▶ WORK REQUIRED
Repeat the material exactly, every line of it.

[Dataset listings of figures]
%%
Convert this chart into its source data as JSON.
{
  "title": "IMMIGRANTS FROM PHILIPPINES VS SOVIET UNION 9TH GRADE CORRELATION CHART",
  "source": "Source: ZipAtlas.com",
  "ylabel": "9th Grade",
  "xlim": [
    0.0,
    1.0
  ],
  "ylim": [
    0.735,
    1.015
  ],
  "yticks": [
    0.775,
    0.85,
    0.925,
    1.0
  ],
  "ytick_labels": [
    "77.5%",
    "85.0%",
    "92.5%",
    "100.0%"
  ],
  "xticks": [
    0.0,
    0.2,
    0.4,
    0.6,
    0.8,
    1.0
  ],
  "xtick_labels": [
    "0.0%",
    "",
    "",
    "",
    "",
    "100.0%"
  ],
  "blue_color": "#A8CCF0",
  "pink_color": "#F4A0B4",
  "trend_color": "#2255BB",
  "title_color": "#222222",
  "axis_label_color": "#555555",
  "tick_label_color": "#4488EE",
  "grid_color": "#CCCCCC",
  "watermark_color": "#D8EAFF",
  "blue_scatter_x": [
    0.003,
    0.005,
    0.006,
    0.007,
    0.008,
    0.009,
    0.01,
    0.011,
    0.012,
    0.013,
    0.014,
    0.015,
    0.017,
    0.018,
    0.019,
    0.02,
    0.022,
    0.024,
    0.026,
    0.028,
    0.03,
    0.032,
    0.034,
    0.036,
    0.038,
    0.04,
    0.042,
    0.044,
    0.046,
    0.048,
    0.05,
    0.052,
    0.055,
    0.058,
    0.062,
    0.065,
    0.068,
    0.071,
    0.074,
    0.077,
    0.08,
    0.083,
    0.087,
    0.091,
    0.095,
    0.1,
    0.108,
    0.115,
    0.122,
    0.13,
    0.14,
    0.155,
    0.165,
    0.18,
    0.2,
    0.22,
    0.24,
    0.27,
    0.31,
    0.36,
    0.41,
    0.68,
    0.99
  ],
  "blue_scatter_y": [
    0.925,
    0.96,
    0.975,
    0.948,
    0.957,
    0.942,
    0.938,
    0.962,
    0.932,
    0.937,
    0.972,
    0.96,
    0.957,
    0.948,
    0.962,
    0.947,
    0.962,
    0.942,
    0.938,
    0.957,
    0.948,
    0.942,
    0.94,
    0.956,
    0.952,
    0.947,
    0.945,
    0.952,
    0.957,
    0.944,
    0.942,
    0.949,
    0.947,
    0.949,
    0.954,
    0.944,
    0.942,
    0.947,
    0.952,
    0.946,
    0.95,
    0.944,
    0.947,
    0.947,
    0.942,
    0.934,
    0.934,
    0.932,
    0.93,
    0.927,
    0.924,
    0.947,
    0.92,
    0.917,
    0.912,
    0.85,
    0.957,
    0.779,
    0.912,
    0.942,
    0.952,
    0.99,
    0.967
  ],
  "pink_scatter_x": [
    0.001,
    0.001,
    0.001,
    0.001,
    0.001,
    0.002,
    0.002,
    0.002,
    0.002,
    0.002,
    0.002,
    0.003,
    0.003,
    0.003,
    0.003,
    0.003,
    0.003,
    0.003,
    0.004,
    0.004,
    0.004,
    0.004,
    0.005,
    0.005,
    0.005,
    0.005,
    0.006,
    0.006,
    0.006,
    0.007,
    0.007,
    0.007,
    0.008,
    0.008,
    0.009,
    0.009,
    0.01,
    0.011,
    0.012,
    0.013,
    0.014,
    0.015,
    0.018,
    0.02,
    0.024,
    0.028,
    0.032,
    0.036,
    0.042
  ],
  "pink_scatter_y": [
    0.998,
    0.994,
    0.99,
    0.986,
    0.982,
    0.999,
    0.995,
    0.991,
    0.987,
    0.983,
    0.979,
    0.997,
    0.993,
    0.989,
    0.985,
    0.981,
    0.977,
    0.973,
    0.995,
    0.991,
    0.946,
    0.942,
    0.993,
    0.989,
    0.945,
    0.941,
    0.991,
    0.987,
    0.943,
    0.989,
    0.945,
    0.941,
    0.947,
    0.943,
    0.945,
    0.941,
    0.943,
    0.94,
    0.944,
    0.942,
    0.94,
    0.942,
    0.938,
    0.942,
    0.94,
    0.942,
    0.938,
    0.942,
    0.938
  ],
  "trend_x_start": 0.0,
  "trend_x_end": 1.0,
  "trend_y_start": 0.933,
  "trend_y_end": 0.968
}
%%
▶ SOLUTION TO THIS EXERCISE
Convert this chart into its source data as JSON.
{
  "title": "IMMIGRANTS FROM PHILIPPINES VS SOVIET UNION 9TH GRADE CORRELATION CHART",
  "source": "Source: ZipAtlas.com",
  "ylabel": "9th Grade",
  "xlim": [
    0.0,
    1.0
  ],
  "ylim": [
    0.735,
    1.015
  ],
  "yticks": [
    0.775,
    0.85,
    0.925,
    1.0
  ],
  "ytick_labels": [
    "77.5%",
    "85.0%",
    "92.5%",
    "100.0%"
  ],
  "xticks": [
    0.0,
    0.2,
    0.4,
    0.6,
    0.8,
    1.0
  ],
  "xtick_labels": [
    "0.0%",
    "",
    "",
    "",
    "",
    "100.0%"
  ],
  "blue_color": "#A8CCF0",
  "pink_color": "#F4A0B4",
  "trend_color": "#2255BB",
  "title_color": "#222222",
  "axis_label_color": "#555555",
  "tick_label_color": "#4488EE",
  "grid_color": "#CCCCCC",
  "watermark_color": "#D8EAFF",
  "blue_scatter_x": [
    0.003,
    0.005,
    0.006,
    0.007,
    0.008,
    0.009,
    0.01,
    0.011,
    0.012,
    0.013,
    0.014,
    0.015,
    0.017,
    0.018,
    0.019,
    0.02,
    0.022,
    0.024,
    0.026,
    0.028,
    0.03,
    0.032,
    0.034,
    0.036,
    0.038,
    0.04,
    0.042,
    0.044,
    0.046,
    0.048,
    0.05,
    0.052,
    0.055,
    0.058,
    0.062,
    0.065,
    0.068,
    0.071,
    0.074,
    0.077,
    0.08,
    0.083,
    0.087,
    0.091,
    0.095,
    0.1,
    0.108,
    0.115,
    0.122,
    0.13,
    0.14,
    0.155,
    0.165,
    0.18,
    0.2,
    0.22,
    0.24,
    0.27,
    0.31,
    0.36,
    0.41,
    0.68,
    0.99
  ],
  "blue_scatter_y": [
    0.925,
    0.96,
    0.975,
    0.948,
    0.957,
    0.942,
    0.938,
    0.962,
    0.932,
    0.937,
    0.972,
    0.96,
    0.957,
    0.948,
    0.962,
    0.947,
    0.962,
    0.942,
    0.938,
    0.957,
    0.948,
    0.942,
    0.94,
    0.956,
    0.952,
    0.947,
    0.945,
    0.952,
    0.957,
    0.944,
    0.942,
    0.949,
    0.947,
    0.949,
    0.954,
    0.944,
    0.942,
    0.947,
    0.952,
    0.946,
    0.95,
    0.944,
    0.947,
    0.947,
    0.942,
    0.934,
    0.934,
    0.932,
    0.93,
    0.927,
    0.924,
    0.947,
    0.92,
    0.917,
    0.912,
    0.85,
    0.957,
    0.779,
    0.912,
    0.942,
    0.952,
    0.99,
    0.967
  ],
  "pink_scatter_x": [
    0.001,
    0.001,
    0.001,
    0.001,
    0.001,
    0.002,
    0.002,
    0.002,
    0.002,
    0.002,
    0.002,
    0.003,
    0.003,
    0.003,
    0.003,
    0.003,
    0.003,
    0.003,
    0.004,
    0.004,
    0.004,
    0.004,
    0.005,
    0.005,
    0.005,
    0.005,
    0.006,
    0.006,
    0.006,
    0.007,
    0.007,
    0.007,
    0.008,
    0.008,
    0.009,
    0.009,
    0.01,
    0.011,
    0.012,
    0.013,
    0.014,
    0.015,
    0.018,
    0.02,
    0.024,
    0.028,
    0.032,
    0.036,
    0.042
  ],
  "pink_scatter_y": [
    0.998,
    0.994,
    0.99,
    0.986,
    0.982,
    0.999,
    0.995,
    0.991,
    0.987,
    0.983,
    0.979,
    0.997,
    0.993,
    0.989,
    0.985,
    0.981,
    0.977,
    0.973,
    0.995,
    0.991,
    0.946,
    0.942,
    0.993,
    0.989,
    0.945,
    0.941,
    0.991,
    0.987,
    0.943,
    0.989,
    0.945,
    0.941,
    0.947,
    0.943,
    0.945,
    0.941,
    0.943,
    0.94,
    0.944,
    0.942,
    0.94,
    0.942,
    0.938,
    0.942,
    0.94,
    0.942,
    0.938,
    0.942,
    0.938
  ],
  "trend_x_start": 0.0,
  "trend_x_end": 1.0,
  "trend_y_start": 0.933,
  "trend_y_end": 0.968
}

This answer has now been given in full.